[Data items]
◆ ◆ ◆ ◆

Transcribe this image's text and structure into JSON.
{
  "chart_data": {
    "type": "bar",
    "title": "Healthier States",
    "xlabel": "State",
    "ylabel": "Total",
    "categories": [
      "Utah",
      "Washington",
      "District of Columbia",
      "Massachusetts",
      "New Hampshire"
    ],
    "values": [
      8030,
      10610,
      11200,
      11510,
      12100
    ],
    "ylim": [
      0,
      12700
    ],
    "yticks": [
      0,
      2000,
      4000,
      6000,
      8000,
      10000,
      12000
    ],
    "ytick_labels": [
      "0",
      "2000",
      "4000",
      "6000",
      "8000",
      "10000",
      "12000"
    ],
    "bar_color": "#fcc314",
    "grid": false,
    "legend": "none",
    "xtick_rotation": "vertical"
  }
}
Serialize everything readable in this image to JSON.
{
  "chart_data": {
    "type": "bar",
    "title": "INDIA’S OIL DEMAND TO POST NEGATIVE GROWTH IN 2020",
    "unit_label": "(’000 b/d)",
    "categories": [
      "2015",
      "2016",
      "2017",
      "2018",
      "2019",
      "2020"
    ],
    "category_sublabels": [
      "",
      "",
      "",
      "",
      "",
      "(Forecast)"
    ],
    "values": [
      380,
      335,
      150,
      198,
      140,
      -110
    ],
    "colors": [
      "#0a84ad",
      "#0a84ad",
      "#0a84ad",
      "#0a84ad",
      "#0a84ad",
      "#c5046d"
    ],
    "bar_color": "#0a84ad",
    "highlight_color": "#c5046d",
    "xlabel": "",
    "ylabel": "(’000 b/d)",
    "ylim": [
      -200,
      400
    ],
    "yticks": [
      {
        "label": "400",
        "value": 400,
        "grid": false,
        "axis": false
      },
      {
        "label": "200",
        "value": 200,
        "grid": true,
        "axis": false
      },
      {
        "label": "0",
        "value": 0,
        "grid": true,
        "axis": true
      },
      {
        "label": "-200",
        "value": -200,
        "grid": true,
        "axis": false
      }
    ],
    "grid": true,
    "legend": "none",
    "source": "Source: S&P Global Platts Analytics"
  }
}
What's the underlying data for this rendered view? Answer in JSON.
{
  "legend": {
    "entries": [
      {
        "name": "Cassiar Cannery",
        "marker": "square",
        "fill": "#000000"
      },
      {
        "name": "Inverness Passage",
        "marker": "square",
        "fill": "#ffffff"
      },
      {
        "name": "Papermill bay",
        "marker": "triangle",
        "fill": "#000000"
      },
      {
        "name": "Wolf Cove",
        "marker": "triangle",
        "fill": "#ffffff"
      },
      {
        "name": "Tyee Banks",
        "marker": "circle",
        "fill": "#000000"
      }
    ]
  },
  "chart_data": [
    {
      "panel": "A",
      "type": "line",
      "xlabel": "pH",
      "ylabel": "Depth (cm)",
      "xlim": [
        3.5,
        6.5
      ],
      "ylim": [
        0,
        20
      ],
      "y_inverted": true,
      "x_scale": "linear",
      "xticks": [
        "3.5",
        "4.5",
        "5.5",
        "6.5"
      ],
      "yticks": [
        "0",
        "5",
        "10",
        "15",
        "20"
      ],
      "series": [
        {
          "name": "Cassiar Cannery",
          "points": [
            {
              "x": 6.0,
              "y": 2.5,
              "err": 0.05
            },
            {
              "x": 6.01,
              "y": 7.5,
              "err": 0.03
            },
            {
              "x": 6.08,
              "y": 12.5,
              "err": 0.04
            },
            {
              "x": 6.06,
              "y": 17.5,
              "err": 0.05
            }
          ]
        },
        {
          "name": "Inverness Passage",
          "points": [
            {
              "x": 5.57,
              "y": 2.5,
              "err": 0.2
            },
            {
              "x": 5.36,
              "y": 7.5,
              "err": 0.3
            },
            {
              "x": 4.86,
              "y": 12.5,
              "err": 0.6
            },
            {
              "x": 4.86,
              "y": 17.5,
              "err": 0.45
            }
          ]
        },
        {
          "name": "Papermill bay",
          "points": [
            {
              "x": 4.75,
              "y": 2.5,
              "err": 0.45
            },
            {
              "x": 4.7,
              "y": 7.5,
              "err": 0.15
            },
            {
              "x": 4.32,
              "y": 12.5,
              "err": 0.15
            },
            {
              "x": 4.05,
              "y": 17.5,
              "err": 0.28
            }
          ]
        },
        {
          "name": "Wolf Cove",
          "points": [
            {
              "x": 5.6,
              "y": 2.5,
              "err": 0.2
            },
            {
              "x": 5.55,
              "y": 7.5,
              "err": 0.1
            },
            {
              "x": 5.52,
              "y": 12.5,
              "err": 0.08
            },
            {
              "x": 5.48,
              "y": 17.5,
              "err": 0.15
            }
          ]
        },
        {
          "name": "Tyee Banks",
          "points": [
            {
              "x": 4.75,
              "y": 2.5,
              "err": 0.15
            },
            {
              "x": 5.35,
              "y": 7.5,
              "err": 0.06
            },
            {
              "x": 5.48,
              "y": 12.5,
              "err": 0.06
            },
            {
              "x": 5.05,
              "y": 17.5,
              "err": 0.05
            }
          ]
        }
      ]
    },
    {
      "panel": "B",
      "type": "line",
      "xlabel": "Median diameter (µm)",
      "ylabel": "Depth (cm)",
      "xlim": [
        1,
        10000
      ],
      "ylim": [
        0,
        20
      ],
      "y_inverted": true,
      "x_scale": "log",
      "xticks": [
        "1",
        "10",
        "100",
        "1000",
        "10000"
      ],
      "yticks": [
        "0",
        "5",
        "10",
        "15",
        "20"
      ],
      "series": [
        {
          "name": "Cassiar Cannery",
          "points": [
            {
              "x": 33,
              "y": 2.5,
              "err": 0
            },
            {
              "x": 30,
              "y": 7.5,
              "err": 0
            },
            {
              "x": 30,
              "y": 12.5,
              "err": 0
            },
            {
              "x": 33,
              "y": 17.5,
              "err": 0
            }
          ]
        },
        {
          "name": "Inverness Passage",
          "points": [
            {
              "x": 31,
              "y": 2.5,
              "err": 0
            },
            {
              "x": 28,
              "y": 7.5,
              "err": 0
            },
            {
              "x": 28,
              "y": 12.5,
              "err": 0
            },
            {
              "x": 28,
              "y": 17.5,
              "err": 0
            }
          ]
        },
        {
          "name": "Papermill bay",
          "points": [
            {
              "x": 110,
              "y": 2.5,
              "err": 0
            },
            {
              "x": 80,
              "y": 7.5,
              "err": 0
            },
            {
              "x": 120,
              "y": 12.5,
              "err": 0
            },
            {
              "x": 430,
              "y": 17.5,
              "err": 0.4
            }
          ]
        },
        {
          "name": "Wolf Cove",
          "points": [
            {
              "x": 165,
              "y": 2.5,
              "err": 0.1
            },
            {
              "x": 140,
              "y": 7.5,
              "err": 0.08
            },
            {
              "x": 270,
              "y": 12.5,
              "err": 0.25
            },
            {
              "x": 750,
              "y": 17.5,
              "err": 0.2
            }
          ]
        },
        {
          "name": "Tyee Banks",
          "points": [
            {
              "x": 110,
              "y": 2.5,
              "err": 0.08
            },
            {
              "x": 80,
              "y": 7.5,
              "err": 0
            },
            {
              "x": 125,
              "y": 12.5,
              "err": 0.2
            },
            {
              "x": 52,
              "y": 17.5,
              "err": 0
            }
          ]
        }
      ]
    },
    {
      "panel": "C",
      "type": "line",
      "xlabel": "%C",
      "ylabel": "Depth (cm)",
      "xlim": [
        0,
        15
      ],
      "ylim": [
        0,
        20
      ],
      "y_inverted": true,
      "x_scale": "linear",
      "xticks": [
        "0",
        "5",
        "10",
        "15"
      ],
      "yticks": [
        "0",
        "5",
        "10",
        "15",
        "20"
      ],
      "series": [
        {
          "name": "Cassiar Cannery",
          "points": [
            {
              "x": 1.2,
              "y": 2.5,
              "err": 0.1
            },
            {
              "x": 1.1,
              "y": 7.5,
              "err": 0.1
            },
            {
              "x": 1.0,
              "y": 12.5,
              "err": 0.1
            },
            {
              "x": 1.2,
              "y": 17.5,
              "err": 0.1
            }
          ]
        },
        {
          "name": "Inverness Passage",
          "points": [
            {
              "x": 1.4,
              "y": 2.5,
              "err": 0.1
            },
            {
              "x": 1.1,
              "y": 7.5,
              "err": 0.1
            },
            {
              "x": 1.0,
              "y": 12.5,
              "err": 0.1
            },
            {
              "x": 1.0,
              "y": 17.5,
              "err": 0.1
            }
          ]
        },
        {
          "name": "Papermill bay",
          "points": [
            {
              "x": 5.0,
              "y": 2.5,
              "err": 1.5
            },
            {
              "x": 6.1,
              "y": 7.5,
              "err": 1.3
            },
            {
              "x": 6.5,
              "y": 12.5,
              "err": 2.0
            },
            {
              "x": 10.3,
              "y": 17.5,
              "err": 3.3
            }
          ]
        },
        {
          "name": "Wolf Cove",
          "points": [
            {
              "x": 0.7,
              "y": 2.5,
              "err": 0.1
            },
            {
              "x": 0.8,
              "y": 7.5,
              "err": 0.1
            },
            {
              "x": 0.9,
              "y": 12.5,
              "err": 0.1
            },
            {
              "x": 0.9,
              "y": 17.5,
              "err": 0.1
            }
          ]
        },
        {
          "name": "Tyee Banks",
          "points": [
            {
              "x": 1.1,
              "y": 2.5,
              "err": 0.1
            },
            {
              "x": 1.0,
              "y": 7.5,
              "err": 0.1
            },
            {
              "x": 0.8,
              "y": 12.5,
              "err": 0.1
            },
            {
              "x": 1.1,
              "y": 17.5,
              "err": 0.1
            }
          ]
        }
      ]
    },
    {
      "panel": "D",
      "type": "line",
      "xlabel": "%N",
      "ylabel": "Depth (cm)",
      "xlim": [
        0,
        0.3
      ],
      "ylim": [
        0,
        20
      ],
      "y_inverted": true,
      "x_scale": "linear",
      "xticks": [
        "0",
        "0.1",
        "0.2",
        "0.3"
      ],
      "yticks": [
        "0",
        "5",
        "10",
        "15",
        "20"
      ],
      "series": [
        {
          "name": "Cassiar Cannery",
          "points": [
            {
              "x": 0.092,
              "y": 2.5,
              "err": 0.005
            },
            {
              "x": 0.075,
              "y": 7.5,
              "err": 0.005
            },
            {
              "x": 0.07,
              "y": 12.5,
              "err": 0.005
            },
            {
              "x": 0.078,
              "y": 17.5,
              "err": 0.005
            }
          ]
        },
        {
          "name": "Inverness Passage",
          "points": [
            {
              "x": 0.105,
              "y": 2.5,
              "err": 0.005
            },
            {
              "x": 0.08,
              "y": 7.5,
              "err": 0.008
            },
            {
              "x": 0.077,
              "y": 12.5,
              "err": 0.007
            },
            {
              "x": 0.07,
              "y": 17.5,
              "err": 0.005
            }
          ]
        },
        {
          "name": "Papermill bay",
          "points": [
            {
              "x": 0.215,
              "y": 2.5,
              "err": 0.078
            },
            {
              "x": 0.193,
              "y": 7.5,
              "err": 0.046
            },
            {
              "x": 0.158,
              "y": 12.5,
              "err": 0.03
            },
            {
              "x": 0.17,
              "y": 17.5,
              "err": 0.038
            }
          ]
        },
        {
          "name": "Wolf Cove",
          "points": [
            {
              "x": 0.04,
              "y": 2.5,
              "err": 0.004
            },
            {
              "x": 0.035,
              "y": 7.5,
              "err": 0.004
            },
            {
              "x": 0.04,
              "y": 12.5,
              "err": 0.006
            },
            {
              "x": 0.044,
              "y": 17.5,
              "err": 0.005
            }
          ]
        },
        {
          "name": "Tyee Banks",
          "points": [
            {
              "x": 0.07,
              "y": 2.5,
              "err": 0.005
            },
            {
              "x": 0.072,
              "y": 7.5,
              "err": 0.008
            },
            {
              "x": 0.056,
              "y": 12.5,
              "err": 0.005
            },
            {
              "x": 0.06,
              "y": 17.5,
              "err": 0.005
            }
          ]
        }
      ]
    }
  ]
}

◆ ◆ ◆ ◆

**What you have to do**
Count how many lines above carry the word "title". Only the number is required.

**Result below**
2